| PROBLEM DETAILS |
Write out every entry, unchanged. Skip any picture.

| INFORMATION SHOWN |
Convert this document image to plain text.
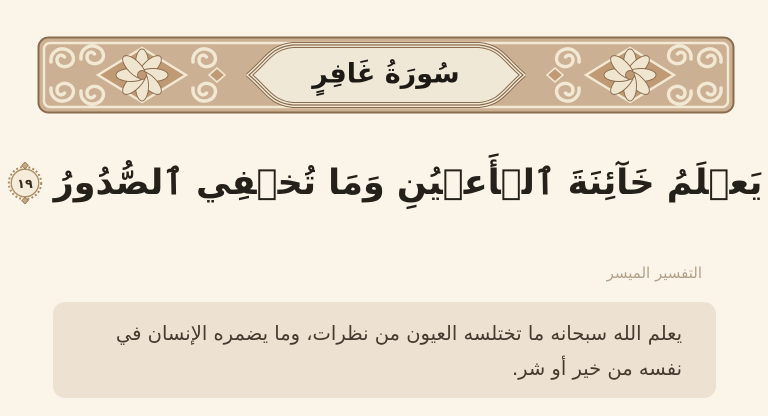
سُورَةُ غَافِرٍ
يَعۡلَمُ خَآئِنَةَ ٱلۡأَعۡيُنِ وَمَا تُخۡفِي ٱلصُّدُورُ
١٩
التفسير الميسر
يعلم الله سبحانه ما تختلسه العيون من نظرات، وما يضمره الإنسان في نفسه من خير أو شر.
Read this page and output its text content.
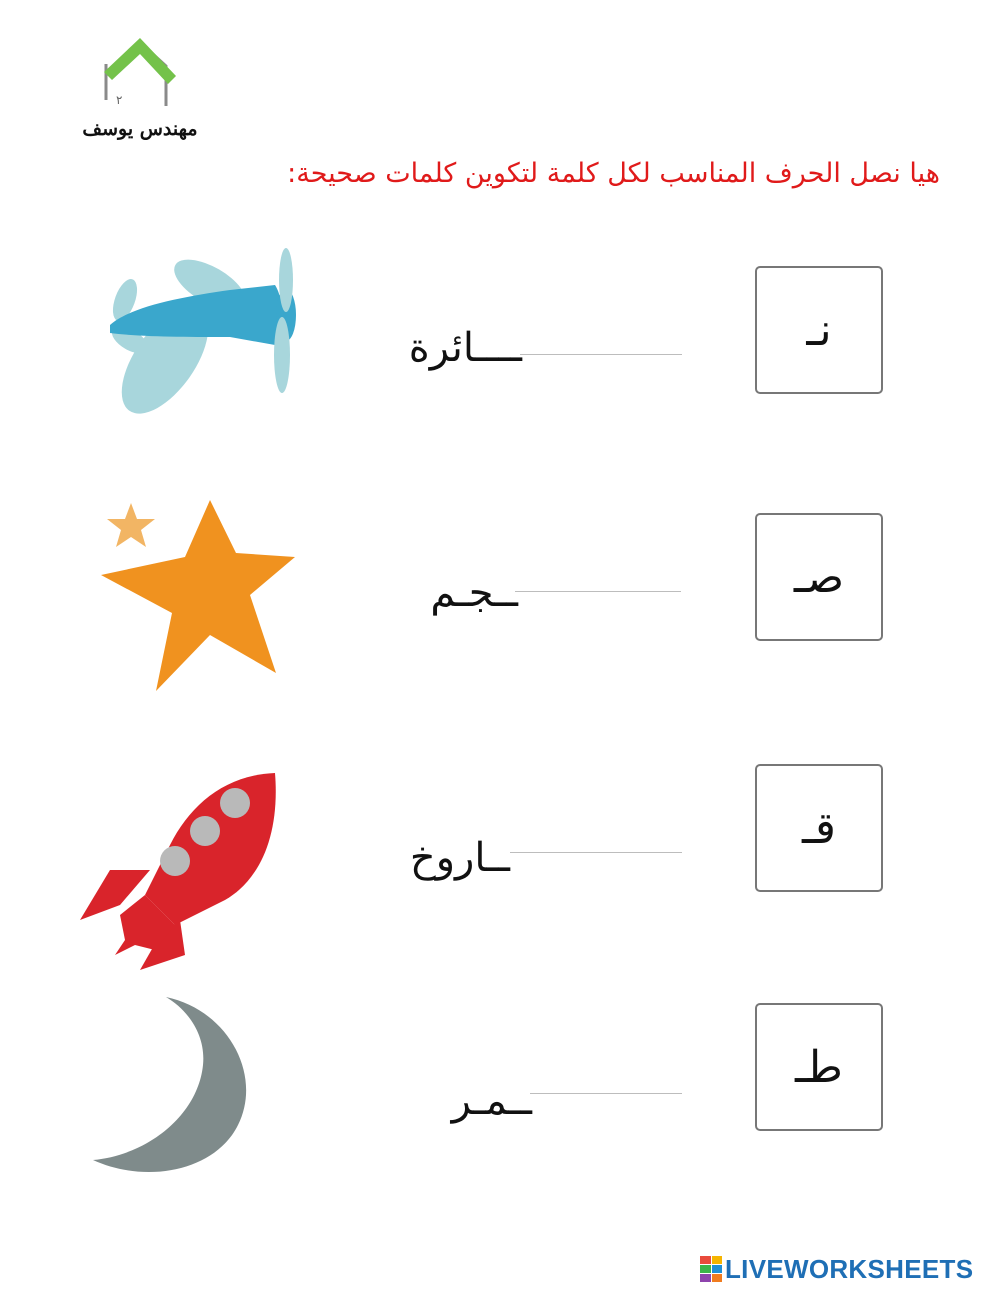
٢
مهندس يوسف
هيا نصل الحرف المناسب لكل كلمة لتكوين كلمات صحيحة:
ــــائرة	نـ
ــجـم	صـ
ــاروخ
قـ
ــمـر
طـ
LIVEWORKSHEETS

| THE RESPONSE |
Convert this document image to plain text.
سُورَةُ غَافِرٍ
يَعۡلَمُ خَآئِنَةَ ٱلۡأَعۡيُنِ وَمَا تُخۡفِي ٱلصُّدُورُ
١٩
التفسير الميسر
يعلم الله سبحانه ما تختلسه العيون من نظرات، وما يضمره الإنسان في نفسه من خير أو شر.
Read this page and output its text content.
٢
مهندس يوسف
هيا نصل الحرف المناسب لكل كلمة لتكوين كلمات صحيحة:
ــــائرة	نـ
ــجـم	صـ
ــاروخ
قـ
ــمـر
طـ
LIVEWORKSHEETS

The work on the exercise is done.